Exercise: Every line that includes the word "color" is to be listed.

(Figure collection entries)

(begin)

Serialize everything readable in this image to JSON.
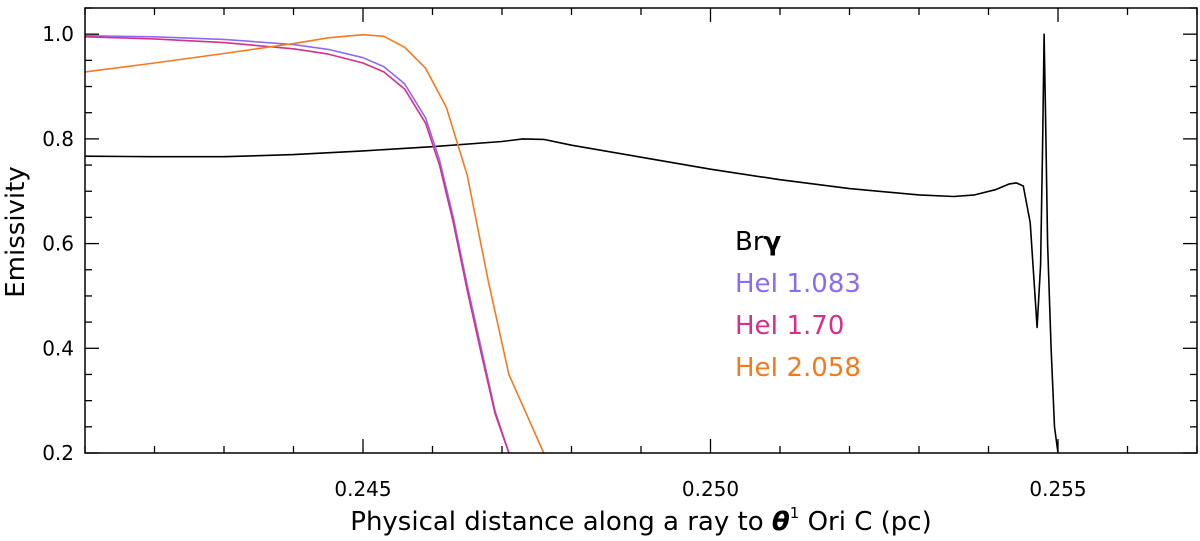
{
  "chart_data": {
    "type": "line",
    "title": "",
    "xlabel_prefix": "Physical distance along a ray to ",
    "xlabel_symbol": "θ",
    "xlabel_sup": "1",
    "xlabel_suffix": " Ori C (pc)",
    "ylabel": "Emissivity",
    "xlim": [
      0.241,
      0.257
    ],
    "ylim": [
      0.2,
      1.05
    ],
    "x_ticks": [
      0.245,
      0.25,
      0.255
    ],
    "x_tick_labels": [
      "0.245",
      "0.250",
      "0.255"
    ],
    "y_ticks": [
      0.2,
      0.4,
      0.6,
      0.8,
      1.0
    ],
    "y_tick_labels": [
      "0.2",
      "0.4",
      "0.6",
      "0.8",
      "1.0"
    ],
    "grid": false,
    "legend_position": "center-right",
    "series": [
      {
        "name": "Brγ",
        "legend_main": "Br",
        "legend_greek": "γ",
        "color": "#000000",
        "x": [
          0.241,
          0.242,
          0.243,
          0.244,
          0.245,
          0.246,
          0.247,
          0.2473,
          0.2476,
          0.248,
          0.249,
          0.25,
          0.251,
          0.252,
          0.253,
          0.2535,
          0.2538,
          0.2541,
          0.2543,
          0.2544,
          0.2545,
          0.2546,
          0.2547,
          0.25475,
          0.25478,
          0.2548,
          0.25482,
          0.25485,
          0.2549,
          0.25495,
          0.255
        ],
        "y": [
          0.767,
          0.766,
          0.766,
          0.77,
          0.777,
          0.785,
          0.795,
          0.8,
          0.799,
          0.788,
          0.765,
          0.742,
          0.722,
          0.705,
          0.693,
          0.69,
          0.693,
          0.703,
          0.714,
          0.716,
          0.71,
          0.64,
          0.44,
          0.56,
          0.8,
          1.0,
          0.85,
          0.6,
          0.4,
          0.25,
          0.2
        ]
      },
      {
        "name": "HeI 1.083",
        "legend_main": "HeI 1.083",
        "color": "#8a6cf0",
        "x": [
          0.241,
          0.242,
          0.243,
          0.244,
          0.2445,
          0.245,
          0.2453,
          0.2456,
          0.2459,
          0.2461,
          0.2463,
          0.2465,
          0.2467,
          0.2469,
          0.2471
        ],
        "y": [
          0.997,
          0.995,
          0.99,
          0.98,
          0.971,
          0.955,
          0.938,
          0.905,
          0.84,
          0.76,
          0.65,
          0.52,
          0.4,
          0.28,
          0.2
        ]
      },
      {
        "name": "HeI 1.70",
        "legend_main": "HeI 1.70",
        "color": "#d62f8c",
        "x": [
          0.241,
          0.242,
          0.243,
          0.244,
          0.2445,
          0.245,
          0.2453,
          0.2456,
          0.2459,
          0.2461,
          0.2463,
          0.2465,
          0.2467,
          0.2469,
          0.2471
        ],
        "y": [
          0.995,
          0.991,
          0.984,
          0.972,
          0.962,
          0.945,
          0.928,
          0.895,
          0.83,
          0.75,
          0.64,
          0.51,
          0.39,
          0.275,
          0.2
        ]
      },
      {
        "name": "HeI 2.058",
        "legend_main": "HeI 2.058",
        "color": "#f47a20",
        "x": [
          0.241,
          0.242,
          0.243,
          0.244,
          0.2445,
          0.245,
          0.2453,
          0.2456,
          0.2459,
          0.2462,
          0.2465,
          0.2468,
          0.2471,
          0.2474,
          0.2476
        ],
        "y": [
          0.928,
          0.945,
          0.963,
          0.982,
          0.993,
          0.999,
          0.996,
          0.975,
          0.935,
          0.86,
          0.73,
          0.53,
          0.35,
          0.26,
          0.2
        ]
      }
    ]
  }
}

(end)

Task output:
        "color": "#000000",
        "color": "#8a6cf0",
        "color": "#d62f8c",
        "color": "#f47a20",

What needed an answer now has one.